** Begin **

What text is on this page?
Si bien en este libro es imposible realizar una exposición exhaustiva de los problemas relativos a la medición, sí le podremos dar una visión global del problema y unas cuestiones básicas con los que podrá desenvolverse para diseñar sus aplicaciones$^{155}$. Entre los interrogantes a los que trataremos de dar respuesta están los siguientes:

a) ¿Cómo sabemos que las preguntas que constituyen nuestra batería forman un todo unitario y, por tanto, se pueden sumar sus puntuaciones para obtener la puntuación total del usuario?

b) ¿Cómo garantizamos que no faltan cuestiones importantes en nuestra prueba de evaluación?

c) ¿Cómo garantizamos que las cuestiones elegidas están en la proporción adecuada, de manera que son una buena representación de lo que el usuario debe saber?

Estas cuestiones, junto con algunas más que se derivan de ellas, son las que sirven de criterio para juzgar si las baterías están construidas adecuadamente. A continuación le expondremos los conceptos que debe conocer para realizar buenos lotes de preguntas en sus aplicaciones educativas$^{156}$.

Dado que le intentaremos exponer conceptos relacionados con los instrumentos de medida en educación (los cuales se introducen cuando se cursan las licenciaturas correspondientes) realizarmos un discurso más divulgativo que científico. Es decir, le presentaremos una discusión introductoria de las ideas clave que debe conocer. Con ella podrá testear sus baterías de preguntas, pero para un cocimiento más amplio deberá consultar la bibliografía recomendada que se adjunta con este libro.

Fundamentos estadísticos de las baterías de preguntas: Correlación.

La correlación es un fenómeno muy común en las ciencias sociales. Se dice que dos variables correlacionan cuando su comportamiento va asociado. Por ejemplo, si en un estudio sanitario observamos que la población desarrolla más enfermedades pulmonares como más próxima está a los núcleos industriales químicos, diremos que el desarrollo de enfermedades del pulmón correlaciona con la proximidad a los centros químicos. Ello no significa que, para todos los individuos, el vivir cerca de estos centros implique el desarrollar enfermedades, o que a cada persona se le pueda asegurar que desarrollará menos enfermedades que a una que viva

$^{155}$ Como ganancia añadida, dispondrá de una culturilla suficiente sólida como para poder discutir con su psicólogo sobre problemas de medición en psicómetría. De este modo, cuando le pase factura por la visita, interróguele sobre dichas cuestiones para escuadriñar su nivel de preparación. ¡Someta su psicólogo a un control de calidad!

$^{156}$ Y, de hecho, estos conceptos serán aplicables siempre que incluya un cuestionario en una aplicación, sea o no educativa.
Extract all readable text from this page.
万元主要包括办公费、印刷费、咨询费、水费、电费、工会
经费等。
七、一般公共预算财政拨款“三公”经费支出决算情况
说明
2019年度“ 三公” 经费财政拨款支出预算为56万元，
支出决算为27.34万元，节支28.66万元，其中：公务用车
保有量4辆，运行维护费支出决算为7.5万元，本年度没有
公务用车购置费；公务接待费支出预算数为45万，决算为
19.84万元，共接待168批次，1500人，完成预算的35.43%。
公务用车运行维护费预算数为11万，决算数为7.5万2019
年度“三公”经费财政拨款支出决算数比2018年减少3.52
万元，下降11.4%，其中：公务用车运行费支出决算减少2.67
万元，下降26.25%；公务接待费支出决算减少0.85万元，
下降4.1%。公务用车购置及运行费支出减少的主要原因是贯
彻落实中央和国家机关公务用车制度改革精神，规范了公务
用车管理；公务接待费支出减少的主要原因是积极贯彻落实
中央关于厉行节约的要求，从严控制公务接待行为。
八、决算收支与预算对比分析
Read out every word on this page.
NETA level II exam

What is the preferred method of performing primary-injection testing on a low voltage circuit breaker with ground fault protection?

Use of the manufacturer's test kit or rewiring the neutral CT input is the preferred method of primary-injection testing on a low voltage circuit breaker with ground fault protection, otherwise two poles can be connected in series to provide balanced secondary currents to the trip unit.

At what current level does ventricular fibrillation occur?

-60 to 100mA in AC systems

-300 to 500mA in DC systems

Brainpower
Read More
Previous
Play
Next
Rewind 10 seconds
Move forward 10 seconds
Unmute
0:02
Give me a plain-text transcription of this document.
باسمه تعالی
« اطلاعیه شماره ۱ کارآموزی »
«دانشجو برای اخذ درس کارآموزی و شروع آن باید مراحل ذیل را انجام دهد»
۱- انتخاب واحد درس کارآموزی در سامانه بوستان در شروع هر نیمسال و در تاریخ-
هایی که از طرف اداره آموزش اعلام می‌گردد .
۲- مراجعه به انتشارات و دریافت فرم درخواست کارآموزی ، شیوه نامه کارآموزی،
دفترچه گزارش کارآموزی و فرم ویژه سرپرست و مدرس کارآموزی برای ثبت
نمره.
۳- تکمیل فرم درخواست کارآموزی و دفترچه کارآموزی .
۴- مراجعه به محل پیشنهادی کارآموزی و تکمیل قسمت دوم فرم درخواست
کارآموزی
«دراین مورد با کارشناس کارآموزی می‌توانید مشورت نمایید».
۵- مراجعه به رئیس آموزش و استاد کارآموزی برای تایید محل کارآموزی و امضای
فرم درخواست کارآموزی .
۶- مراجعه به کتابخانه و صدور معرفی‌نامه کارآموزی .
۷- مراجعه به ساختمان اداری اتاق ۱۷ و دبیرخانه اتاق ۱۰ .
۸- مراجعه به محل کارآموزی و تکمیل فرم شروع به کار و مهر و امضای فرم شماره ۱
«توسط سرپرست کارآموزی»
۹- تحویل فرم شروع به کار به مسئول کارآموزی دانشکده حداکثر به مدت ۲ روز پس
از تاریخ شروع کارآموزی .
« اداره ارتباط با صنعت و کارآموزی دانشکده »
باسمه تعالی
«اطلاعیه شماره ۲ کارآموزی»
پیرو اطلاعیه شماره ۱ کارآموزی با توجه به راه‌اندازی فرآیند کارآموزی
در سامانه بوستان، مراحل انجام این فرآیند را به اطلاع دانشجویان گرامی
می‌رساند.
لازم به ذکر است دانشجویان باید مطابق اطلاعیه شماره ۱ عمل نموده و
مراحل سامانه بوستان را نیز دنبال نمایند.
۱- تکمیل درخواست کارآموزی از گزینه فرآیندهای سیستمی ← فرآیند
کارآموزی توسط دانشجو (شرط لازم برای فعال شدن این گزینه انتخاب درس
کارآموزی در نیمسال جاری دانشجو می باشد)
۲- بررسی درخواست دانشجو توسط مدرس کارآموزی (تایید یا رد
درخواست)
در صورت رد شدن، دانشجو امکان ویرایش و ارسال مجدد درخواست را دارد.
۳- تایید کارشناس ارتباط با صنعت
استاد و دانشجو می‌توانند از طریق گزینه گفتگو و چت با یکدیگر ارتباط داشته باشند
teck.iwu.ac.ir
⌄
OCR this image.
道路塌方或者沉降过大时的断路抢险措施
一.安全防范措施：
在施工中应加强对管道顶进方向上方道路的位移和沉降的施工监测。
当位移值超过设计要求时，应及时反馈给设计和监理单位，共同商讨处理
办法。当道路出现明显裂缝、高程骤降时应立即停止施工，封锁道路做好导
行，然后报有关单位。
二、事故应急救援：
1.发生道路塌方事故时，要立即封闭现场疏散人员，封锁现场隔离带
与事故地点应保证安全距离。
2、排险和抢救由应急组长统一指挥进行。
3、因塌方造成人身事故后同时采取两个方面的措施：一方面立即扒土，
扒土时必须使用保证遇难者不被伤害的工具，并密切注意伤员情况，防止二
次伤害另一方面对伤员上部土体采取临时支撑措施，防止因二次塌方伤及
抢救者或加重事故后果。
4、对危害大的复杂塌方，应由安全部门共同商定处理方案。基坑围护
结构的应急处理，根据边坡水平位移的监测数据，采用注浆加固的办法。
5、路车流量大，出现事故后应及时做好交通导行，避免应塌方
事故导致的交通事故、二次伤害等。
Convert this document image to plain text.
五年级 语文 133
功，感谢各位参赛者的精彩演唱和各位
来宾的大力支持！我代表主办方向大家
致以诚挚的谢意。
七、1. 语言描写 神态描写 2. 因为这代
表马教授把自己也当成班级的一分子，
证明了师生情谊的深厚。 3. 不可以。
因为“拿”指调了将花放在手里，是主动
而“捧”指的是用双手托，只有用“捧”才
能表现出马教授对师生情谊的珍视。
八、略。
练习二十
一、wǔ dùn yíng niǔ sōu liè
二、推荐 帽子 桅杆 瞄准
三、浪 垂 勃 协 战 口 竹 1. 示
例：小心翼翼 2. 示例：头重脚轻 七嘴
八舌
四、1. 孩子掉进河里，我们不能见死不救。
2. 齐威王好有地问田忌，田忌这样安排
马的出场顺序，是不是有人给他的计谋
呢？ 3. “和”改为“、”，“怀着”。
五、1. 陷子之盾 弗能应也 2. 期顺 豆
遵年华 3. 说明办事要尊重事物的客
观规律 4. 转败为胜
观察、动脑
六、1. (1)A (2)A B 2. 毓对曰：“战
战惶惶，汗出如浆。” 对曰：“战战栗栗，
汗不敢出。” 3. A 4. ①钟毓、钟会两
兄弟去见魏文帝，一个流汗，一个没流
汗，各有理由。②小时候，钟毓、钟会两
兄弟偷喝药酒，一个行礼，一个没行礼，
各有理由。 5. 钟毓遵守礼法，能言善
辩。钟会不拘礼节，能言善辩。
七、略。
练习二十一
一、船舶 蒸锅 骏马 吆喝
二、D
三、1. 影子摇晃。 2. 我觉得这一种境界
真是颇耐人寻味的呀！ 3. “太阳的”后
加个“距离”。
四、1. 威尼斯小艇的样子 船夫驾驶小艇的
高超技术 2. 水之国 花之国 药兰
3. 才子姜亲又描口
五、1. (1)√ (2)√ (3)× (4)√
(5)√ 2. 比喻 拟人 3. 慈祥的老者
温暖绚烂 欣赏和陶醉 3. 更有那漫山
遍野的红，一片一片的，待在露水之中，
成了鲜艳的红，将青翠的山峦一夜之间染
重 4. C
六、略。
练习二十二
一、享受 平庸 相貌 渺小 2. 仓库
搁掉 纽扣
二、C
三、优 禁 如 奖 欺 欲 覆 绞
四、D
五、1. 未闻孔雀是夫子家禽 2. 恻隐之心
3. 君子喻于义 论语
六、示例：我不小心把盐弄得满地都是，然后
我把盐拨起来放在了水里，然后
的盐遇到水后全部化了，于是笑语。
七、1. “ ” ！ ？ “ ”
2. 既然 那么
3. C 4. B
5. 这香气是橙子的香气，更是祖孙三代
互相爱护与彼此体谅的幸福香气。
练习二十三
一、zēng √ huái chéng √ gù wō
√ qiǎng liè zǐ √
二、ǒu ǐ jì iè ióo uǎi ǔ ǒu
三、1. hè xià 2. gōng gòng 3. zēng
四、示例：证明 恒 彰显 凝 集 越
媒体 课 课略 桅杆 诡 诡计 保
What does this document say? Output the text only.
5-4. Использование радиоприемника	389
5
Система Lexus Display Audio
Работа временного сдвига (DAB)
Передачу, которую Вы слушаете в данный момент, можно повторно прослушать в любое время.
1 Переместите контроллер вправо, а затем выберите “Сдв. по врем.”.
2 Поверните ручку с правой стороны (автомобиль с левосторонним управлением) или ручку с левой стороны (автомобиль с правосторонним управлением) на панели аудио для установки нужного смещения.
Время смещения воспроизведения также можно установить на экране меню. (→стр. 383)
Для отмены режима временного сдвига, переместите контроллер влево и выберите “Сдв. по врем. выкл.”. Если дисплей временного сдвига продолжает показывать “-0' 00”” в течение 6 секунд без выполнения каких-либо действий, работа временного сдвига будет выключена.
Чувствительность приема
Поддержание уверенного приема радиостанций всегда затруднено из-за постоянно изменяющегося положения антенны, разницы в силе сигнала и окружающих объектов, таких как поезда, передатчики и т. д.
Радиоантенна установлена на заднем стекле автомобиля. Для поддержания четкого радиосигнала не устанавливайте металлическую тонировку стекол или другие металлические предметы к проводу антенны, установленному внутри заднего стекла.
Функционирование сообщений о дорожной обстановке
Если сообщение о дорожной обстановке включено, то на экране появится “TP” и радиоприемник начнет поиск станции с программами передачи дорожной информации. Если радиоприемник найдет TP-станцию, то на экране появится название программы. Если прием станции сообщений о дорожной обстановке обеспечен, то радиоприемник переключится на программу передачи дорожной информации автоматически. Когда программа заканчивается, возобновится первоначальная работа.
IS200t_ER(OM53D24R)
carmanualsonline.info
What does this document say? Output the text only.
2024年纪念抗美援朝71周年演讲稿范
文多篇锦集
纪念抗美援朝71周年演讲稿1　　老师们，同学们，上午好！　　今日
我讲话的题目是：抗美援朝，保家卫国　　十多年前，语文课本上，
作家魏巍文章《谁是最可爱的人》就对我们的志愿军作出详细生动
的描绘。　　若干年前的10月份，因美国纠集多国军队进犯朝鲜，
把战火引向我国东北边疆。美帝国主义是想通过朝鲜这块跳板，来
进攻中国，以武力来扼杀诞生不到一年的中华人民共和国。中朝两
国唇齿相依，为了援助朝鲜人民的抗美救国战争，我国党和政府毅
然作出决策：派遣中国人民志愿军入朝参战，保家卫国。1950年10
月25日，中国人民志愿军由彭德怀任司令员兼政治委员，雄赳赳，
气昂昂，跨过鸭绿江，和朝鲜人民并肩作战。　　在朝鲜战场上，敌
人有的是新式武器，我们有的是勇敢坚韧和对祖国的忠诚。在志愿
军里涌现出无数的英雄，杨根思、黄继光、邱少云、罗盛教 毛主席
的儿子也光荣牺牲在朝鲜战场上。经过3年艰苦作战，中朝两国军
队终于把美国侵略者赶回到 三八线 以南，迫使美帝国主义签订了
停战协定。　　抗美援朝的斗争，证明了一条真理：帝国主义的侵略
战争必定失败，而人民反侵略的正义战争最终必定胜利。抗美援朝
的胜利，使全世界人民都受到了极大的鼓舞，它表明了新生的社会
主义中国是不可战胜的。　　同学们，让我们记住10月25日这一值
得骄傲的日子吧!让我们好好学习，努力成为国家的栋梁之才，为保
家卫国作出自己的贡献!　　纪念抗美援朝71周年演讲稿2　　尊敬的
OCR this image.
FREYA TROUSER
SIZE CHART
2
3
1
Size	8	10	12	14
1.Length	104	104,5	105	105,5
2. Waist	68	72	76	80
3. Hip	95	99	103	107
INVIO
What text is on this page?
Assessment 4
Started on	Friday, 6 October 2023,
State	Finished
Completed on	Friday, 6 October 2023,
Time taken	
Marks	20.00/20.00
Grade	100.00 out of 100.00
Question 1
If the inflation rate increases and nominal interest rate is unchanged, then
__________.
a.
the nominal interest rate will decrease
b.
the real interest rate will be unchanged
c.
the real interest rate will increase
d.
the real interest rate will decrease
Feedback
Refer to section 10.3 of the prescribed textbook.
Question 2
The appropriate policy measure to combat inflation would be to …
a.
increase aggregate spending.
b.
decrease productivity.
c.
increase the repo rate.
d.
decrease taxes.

** End **

- [To be done] From the records above, copy every line that holds the word "توسط".

- [Response to the task]
«توسط سرپرست کارآموزی»
کارآموزی توسط دانشجو (شرط لازم برای فعال شدن این گزینه انتخاب درس
۲- بررسی درخواست دانشجو توسط مدرس کارآموزی (تایید یا رد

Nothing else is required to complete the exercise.